[Start Provided data]

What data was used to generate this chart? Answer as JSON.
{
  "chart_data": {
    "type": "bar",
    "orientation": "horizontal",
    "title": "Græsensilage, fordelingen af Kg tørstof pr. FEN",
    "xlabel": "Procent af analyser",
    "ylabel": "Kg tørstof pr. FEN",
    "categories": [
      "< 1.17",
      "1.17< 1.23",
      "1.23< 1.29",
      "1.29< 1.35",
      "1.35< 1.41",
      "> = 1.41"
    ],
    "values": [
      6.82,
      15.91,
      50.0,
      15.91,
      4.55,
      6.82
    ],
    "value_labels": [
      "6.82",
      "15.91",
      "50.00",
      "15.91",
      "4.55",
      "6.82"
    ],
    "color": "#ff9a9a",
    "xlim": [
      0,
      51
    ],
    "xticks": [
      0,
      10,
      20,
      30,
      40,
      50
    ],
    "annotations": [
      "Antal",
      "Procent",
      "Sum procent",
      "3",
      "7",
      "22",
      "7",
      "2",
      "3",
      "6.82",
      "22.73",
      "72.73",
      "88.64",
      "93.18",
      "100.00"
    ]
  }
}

[End Provided data]

__What the exercise asks__
What is the number of lines above that contain the string "tørstof"? Answer with the number alone.

__Solution to the exercise__
2